Copy every record below exactly as it stands.

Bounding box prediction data
————————

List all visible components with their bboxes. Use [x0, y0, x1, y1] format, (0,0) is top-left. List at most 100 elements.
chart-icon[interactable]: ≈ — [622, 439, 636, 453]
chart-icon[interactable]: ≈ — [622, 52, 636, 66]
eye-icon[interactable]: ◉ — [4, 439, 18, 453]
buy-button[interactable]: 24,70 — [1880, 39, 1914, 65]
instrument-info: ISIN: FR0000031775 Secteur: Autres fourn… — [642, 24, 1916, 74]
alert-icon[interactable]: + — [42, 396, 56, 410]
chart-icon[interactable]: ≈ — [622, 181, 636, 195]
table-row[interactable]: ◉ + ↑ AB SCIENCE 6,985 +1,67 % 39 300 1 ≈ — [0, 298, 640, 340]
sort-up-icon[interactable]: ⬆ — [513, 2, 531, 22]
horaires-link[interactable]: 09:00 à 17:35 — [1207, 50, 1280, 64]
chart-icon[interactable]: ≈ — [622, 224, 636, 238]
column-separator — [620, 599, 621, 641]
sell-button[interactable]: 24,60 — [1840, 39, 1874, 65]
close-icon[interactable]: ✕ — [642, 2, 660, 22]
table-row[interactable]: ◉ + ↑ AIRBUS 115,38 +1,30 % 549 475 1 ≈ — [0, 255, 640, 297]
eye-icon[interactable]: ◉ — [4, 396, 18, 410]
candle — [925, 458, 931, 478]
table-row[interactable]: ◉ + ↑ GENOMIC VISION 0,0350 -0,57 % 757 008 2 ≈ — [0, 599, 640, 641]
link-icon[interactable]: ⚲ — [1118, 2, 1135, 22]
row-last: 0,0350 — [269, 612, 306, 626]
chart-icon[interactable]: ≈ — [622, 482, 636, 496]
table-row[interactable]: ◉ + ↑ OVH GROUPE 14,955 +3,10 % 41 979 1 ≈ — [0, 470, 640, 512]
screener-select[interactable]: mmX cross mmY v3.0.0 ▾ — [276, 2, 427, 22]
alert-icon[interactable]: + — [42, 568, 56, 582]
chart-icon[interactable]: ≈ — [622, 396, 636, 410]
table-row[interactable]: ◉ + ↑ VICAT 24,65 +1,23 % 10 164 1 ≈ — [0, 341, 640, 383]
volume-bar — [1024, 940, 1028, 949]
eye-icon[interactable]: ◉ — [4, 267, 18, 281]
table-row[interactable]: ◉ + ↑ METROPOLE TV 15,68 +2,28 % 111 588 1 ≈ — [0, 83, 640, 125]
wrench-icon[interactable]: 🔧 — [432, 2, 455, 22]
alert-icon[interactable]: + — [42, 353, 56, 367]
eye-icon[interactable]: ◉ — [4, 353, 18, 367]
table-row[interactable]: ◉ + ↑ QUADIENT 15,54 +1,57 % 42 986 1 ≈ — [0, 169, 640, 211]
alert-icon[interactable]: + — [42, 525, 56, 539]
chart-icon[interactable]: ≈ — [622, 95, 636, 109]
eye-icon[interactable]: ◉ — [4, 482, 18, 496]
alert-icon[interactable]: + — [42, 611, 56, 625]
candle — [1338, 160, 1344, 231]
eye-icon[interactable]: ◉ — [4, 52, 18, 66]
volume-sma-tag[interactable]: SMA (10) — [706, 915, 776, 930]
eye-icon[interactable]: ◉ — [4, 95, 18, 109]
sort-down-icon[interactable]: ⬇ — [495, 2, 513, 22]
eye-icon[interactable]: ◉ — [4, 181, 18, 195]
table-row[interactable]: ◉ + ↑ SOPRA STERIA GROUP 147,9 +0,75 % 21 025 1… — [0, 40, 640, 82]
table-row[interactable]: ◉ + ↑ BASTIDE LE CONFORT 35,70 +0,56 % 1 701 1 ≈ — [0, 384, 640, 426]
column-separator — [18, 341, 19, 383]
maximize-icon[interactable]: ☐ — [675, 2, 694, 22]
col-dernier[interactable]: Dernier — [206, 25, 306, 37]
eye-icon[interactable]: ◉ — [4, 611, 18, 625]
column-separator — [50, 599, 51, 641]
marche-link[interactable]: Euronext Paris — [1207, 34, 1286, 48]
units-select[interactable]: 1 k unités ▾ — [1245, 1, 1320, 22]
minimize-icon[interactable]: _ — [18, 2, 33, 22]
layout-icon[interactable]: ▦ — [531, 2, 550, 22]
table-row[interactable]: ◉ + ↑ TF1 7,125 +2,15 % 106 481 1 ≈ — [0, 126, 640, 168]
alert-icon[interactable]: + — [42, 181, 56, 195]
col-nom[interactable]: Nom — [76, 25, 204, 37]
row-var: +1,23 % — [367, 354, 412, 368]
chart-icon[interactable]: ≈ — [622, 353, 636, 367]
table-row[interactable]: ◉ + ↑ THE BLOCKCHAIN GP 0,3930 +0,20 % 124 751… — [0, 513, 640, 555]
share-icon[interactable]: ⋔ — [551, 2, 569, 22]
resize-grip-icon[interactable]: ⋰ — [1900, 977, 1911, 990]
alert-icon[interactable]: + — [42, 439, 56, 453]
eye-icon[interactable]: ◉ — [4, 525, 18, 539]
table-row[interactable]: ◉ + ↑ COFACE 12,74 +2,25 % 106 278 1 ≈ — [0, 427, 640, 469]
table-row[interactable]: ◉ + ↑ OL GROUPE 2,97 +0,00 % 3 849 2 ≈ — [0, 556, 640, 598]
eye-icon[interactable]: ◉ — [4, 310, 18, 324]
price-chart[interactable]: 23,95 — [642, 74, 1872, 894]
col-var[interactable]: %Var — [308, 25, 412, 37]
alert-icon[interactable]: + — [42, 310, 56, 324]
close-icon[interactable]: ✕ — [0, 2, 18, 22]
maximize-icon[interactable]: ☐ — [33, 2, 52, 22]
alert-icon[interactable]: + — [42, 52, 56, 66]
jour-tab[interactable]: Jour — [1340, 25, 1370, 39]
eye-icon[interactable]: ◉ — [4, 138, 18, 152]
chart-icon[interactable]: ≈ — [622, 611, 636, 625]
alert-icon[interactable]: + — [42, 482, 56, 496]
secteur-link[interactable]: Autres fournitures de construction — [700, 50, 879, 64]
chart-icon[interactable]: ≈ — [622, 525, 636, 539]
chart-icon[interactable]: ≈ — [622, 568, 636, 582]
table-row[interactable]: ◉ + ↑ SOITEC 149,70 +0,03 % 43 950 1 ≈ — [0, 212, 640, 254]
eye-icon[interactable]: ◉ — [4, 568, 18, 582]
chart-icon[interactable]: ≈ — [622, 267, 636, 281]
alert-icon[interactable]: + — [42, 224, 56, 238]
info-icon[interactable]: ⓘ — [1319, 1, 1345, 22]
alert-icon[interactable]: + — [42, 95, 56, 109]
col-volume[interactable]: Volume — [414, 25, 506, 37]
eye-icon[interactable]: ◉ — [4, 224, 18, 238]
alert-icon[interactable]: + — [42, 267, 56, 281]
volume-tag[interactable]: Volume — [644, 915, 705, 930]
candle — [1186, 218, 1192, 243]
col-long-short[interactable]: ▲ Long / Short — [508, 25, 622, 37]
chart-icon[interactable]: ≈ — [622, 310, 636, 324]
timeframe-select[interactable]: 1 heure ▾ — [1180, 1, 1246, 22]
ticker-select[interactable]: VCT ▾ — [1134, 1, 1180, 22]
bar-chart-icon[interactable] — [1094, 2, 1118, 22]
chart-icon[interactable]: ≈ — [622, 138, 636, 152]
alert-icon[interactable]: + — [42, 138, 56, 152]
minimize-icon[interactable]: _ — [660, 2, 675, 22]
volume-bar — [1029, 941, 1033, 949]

————————

| WRITTEN RESPONSE |
List all visible components with their bboxes. Use [x0, y0, x1, y1] format, (0,0) is top-left. List at most 100 elements.
chart-icon[interactable]: ≈ — [622, 439, 636, 453]
chart-icon[interactable]: ≈ — [622, 52, 636, 66]
eye-icon[interactable]: ◉ — [4, 439, 18, 453]
buy-button[interactable]: 24,70 — [1880, 39, 1914, 65]
instrument-info: ISIN: FR0000031775 Secteur: Autres fourn… — [642, 24, 1916, 74]
alert-icon[interactable]: + — [42, 396, 56, 410]
chart-icon[interactable]: ≈ — [622, 181, 636, 195]
table-row[interactable]: ◉ + ↑ AB SCIENCE 6,985 +1,67 % 39 300 1 ≈ — [0, 298, 640, 340]
sort-up-icon[interactable]: ⬆ — [513, 2, 531, 22]
horaires-link[interactable]: 09:00 à 17:35 — [1207, 50, 1280, 64]
chart-icon[interactable]: ≈ — [622, 224, 636, 238]
column-separator — [620, 599, 621, 641]
sell-button[interactable]: 24,60 — [1840, 39, 1874, 65]
close-icon[interactable]: ✕ — [642, 2, 660, 22]
table-row[interactable]: ◉ + ↑ AIRBUS 115,38 +1,30 % 549 475 1 ≈ — [0, 255, 640, 297]
eye-icon[interactable]: ◉ — [4, 396, 18, 410]
candle — [925, 458, 931, 478]
table-row[interactable]: ◉ + ↑ GENOMIC VISION 0,0350 -0,57 % 757 008 2 ≈ — [0, 599, 640, 641]
link-icon[interactable]: ⚲ — [1118, 2, 1135, 22]
row-last: 0,0350 — [269, 612, 306, 626]
chart-icon[interactable]: ≈ — [622, 482, 636, 496]
table-row[interactable]: ◉ + ↑ OVH GROUPE 14,955 +3,10 % 41 979 1 ≈ — [0, 470, 640, 512]
screener-select[interactable]: mmX cross mmY v3.0.0 ▾ — [276, 2, 427, 22]
alert-icon[interactable]: + — [42, 568, 56, 582]
chart-icon[interactable]: ≈ — [622, 396, 636, 410]
table-row[interactable]: ◉ + ↑ VICAT 24,65 +1,23 % 10 164 1 ≈ — [0, 341, 640, 383]
volume-bar — [1024, 940, 1028, 949]
eye-icon[interactable]: ◉ — [4, 267, 18, 281]
table-row[interactable]: ◉ + ↑ METROPOLE TV 15,68 +2,28 % 111 588 1 ≈ — [0, 83, 640, 125]
wrench-icon[interactable]: 🔧 — [432, 2, 455, 22]
alert-icon[interactable]: + — [42, 353, 56, 367]
eye-icon[interactable]: ◉ — [4, 353, 18, 367]
table-row[interactable]: ◉ + ↑ QUADIENT 15,54 +1,57 % 42 986 1 ≈ — [0, 169, 640, 211]
alert-icon[interactable]: + — [42, 525, 56, 539]
chart-icon[interactable]: ≈ — [622, 95, 636, 109]
eye-icon[interactable]: ◉ — [4, 482, 18, 496]
alert-icon[interactable]: + — [42, 611, 56, 625]
candle — [1338, 160, 1344, 231]
eye-icon[interactable]: ◉ — [4, 52, 18, 66]
volume-sma-tag[interactable]: SMA (10) — [706, 915, 776, 930]
eye-icon[interactable]: ◉ — [4, 95, 18, 109]
sort-down-icon[interactable]: ⬇ — [495, 2, 513, 22]
eye-icon[interactable]: ◉ — [4, 181, 18, 195]
table-row[interactable]: ◉ + ↑ SOPRA STERIA GROUP 147,9 +0,75 % 21 025 1… — [0, 40, 640, 82]
table-row[interactable]: ◉ + ↑ BASTIDE LE CONFORT 35,70 +0,56 % 1 701 1 ≈ — [0, 384, 640, 426]
column-separator — [18, 341, 19, 383]
maximize-icon[interactable]: ☐ — [675, 2, 694, 22]
col-dernier[interactable]: Dernier — [206, 25, 306, 37]
eye-icon[interactable]: ◉ — [4, 611, 18, 625]
column-separator — [50, 599, 51, 641]
marche-link[interactable]: Euronext Paris — [1207, 34, 1286, 48]
units-select[interactable]: 1 k unités ▾ — [1245, 1, 1320, 22]
minimize-icon[interactable]: _ — [18, 2, 33, 22]
layout-icon[interactable]: ▦ — [531, 2, 550, 22]
table-row[interactable]: ◉ + ↑ TF1 7,125 +2,15 % 106 481 1 ≈ — [0, 126, 640, 168]
alert-icon[interactable]: + — [42, 181, 56, 195]
col-nom[interactable]: Nom — [76, 25, 204, 37]
row-var: +1,23 % — [367, 354, 412, 368]
chart-icon[interactable]: ≈ — [622, 353, 636, 367]
table-row[interactable]: ◉ + ↑ THE BLOCKCHAIN GP 0,3930 +0,20 % 124 751… — [0, 513, 640, 555]
share-icon[interactable]: ⋔ — [551, 2, 569, 22]
resize-grip-icon[interactable]: ⋰ — [1900, 977, 1911, 990]
alert-icon[interactable]: + — [42, 439, 56, 453]
eye-icon[interactable]: ◉ — [4, 525, 18, 539]
table-row[interactable]: ◉ + ↑ COFACE 12,74 +2,25 % 106 278 1 ≈ — [0, 427, 640, 469]
table-row[interactable]: ◉ + ↑ OL GROUPE 2,97 +0,00 % 3 849 2 ≈ — [0, 556, 640, 598]
eye-icon[interactable]: ◉ — [4, 310, 18, 324]
price-chart[interactable]: 23,95 — [642, 74, 1872, 894]
col-var[interactable]: %Var — [308, 25, 412, 37]
alert-icon[interactable]: + — [42, 310, 56, 324]
close-icon[interactable]: ✕ — [0, 2, 18, 22]
maximize-icon[interactable]: ☐ — [33, 2, 52, 22]
alert-icon[interactable]: + — [42, 52, 56, 66]
jour-tab[interactable]: Jour — [1340, 25, 1370, 39]
eye-icon[interactable]: ◉ — [4, 138, 18, 152]
chart-icon[interactable]: ≈ — [622, 611, 636, 625]
alert-icon[interactable]: + — [42, 482, 56, 496]
secteur-link[interactable]: Autres fournitures de construction — [700, 50, 879, 64]
chart-icon[interactable]: ≈ — [622, 525, 636, 539]
chart-icon[interactable]: ≈ — [622, 568, 636, 582]
table-row[interactable]: ◉ + ↑ SOITEC 149,70 +0,03 % 43 950 1 ≈ — [0, 212, 640, 254]
eye-icon[interactable]: ◉ — [4, 568, 18, 582]
chart-icon[interactable]: ≈ — [622, 267, 636, 281]
alert-icon[interactable]: + — [42, 224, 56, 238]
info-icon[interactable]: ⓘ — [1319, 1, 1345, 22]
alert-icon[interactable]: + — [42, 95, 56, 109]
col-volume[interactable]: Volume — [414, 25, 506, 37]
eye-icon[interactable]: ◉ — [4, 224, 18, 238]
alert-icon[interactable]: + — [42, 267, 56, 281]
volume-tag[interactable]: Volume — [644, 915, 705, 930]
candle — [1186, 218, 1192, 243]
col-long-short[interactable]: ▲ Long / Short — [508, 25, 622, 37]
chart-icon[interactable]: ≈ — [622, 310, 636, 324]
timeframe-select[interactable]: 1 heure ▾ — [1180, 1, 1246, 22]
ticker-select[interactable]: VCT ▾ — [1134, 1, 1180, 22]
bar-chart-icon[interactable] — [1094, 2, 1118, 22]
chart-icon[interactable]: ≈ — [622, 138, 636, 152]
alert-icon[interactable]: + — [42, 138, 56, 152]
minimize-icon[interactable]: _ — [660, 2, 675, 22]
volume-bar — [1029, 941, 1033, 949]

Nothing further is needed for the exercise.